[START OF PROVIDED DATA]

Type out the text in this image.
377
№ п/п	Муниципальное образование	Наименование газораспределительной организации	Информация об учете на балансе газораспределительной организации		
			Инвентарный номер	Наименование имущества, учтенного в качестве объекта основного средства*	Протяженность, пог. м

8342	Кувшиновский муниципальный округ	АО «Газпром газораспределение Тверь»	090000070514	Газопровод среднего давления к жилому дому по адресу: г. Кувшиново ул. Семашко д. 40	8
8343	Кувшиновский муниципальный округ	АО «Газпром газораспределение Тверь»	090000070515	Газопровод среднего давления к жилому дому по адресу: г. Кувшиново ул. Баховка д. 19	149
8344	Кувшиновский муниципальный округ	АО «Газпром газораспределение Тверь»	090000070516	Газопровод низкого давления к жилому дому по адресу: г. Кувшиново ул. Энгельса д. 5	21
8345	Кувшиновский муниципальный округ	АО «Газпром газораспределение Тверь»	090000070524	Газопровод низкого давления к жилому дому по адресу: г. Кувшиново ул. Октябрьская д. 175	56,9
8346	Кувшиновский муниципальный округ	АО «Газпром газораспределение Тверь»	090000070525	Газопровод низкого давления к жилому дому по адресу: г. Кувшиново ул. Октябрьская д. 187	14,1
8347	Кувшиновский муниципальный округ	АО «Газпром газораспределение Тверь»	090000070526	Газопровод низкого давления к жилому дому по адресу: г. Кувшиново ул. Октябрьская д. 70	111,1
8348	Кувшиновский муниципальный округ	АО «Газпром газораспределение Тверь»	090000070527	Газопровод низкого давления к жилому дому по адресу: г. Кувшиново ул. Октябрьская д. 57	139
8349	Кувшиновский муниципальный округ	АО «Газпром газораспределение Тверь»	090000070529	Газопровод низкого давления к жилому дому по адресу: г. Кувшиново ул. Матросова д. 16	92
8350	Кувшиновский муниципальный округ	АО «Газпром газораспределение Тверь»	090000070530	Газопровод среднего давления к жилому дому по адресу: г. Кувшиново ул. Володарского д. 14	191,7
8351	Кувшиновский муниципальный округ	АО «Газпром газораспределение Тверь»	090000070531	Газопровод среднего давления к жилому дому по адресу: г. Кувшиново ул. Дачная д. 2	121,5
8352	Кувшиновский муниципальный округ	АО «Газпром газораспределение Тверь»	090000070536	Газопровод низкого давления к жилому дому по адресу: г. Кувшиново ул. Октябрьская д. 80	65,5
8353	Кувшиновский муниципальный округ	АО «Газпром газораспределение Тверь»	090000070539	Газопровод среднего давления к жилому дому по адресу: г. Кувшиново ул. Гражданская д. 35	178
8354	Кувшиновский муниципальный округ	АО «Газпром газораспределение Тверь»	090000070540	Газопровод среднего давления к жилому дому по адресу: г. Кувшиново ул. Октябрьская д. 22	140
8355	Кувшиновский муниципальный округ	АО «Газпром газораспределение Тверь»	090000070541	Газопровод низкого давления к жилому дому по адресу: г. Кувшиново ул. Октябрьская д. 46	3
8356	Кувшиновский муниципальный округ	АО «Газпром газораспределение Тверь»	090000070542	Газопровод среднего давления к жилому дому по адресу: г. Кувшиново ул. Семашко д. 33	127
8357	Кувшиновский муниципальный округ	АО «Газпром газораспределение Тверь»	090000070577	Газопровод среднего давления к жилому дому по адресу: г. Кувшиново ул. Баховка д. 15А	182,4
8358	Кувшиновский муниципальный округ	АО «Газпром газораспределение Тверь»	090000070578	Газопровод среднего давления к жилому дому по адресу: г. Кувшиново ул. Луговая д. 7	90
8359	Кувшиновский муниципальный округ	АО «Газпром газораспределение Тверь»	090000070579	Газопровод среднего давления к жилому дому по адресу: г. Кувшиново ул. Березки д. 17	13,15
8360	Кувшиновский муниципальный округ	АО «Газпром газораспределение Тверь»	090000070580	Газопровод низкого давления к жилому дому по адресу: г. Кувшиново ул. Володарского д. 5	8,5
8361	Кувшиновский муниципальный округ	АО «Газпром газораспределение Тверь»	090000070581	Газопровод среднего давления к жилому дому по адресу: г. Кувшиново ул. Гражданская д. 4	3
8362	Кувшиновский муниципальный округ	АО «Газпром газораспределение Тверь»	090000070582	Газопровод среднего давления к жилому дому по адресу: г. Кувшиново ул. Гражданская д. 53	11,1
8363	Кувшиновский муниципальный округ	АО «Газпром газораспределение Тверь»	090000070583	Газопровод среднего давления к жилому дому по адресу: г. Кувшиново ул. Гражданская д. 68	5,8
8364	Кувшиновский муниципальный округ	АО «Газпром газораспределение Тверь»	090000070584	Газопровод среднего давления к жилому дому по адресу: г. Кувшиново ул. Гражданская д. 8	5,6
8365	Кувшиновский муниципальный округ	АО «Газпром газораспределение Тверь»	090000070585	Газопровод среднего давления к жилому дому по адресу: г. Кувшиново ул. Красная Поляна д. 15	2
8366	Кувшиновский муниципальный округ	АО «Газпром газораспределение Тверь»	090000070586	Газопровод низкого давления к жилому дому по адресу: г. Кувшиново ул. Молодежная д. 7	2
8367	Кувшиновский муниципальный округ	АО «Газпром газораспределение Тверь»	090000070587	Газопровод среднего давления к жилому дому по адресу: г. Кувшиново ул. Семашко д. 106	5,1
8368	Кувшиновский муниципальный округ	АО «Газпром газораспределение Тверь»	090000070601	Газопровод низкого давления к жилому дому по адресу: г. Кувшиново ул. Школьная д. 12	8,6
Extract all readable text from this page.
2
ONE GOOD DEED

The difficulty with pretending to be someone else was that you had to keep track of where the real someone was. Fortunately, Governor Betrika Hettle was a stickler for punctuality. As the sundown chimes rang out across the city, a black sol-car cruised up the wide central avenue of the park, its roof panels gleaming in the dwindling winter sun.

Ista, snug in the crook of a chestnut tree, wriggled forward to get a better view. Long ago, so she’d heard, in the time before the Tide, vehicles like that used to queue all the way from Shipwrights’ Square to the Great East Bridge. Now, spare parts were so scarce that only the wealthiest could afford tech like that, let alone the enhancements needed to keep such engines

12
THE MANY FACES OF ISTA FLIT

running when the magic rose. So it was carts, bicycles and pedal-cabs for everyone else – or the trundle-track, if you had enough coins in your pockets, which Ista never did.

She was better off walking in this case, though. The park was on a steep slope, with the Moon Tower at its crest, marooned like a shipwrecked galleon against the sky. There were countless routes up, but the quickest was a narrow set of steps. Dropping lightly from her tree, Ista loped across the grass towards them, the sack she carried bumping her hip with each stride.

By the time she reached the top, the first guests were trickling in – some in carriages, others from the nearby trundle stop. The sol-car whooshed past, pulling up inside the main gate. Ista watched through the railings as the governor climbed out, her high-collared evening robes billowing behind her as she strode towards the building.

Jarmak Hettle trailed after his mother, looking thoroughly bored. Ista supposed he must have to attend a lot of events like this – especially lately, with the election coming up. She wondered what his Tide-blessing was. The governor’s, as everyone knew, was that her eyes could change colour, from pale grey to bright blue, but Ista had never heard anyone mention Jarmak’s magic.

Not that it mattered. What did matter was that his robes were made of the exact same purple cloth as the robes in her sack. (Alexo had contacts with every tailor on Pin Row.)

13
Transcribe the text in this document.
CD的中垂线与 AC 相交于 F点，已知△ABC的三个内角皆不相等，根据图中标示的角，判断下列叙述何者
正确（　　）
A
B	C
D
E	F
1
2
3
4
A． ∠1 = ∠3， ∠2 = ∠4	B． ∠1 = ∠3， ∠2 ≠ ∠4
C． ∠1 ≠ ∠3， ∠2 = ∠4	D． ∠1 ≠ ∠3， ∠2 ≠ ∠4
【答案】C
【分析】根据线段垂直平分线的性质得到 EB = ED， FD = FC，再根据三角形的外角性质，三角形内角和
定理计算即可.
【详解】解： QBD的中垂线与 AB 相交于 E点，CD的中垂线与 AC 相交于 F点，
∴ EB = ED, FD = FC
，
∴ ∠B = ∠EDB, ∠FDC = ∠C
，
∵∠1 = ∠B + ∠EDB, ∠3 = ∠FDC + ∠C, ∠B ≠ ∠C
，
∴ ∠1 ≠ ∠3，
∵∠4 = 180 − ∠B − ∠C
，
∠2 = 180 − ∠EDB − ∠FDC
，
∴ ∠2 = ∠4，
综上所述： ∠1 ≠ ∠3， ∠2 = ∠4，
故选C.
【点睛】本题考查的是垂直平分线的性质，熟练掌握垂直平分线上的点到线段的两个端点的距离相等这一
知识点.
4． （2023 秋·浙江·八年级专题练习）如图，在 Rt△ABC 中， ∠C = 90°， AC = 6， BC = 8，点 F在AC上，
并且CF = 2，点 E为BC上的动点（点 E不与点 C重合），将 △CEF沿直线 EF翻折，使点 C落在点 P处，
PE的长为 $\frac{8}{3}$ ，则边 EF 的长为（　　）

[END OF PROVIDED DATA]

### INSTRUCTIONS TO FOLLOW
Pull every line containing the word "across" out of the entries above.

### CORRECT RESULT
The difficulty with pretending to be someone else was that you had to keep track of where the real someone was. Fortunately, Governor Betrika Hettle was a stickler for punctuality. As the sundown chimes rang out across the city, a black sol-car cruised up the wide central avenue of the park, its roof panels gleaming in the dwindling winter sun.
She was better off walking in this case, though. The park was on a steep slope, with the Moon Tower at its crest, marooned like a shipwrecked galleon against the sky. There were countless routes up, but the quickest was a narrow set of steps. Dropping lightly from her tree, Ista loped across the grass towards them, the sack she carried bumping her hip with each stride.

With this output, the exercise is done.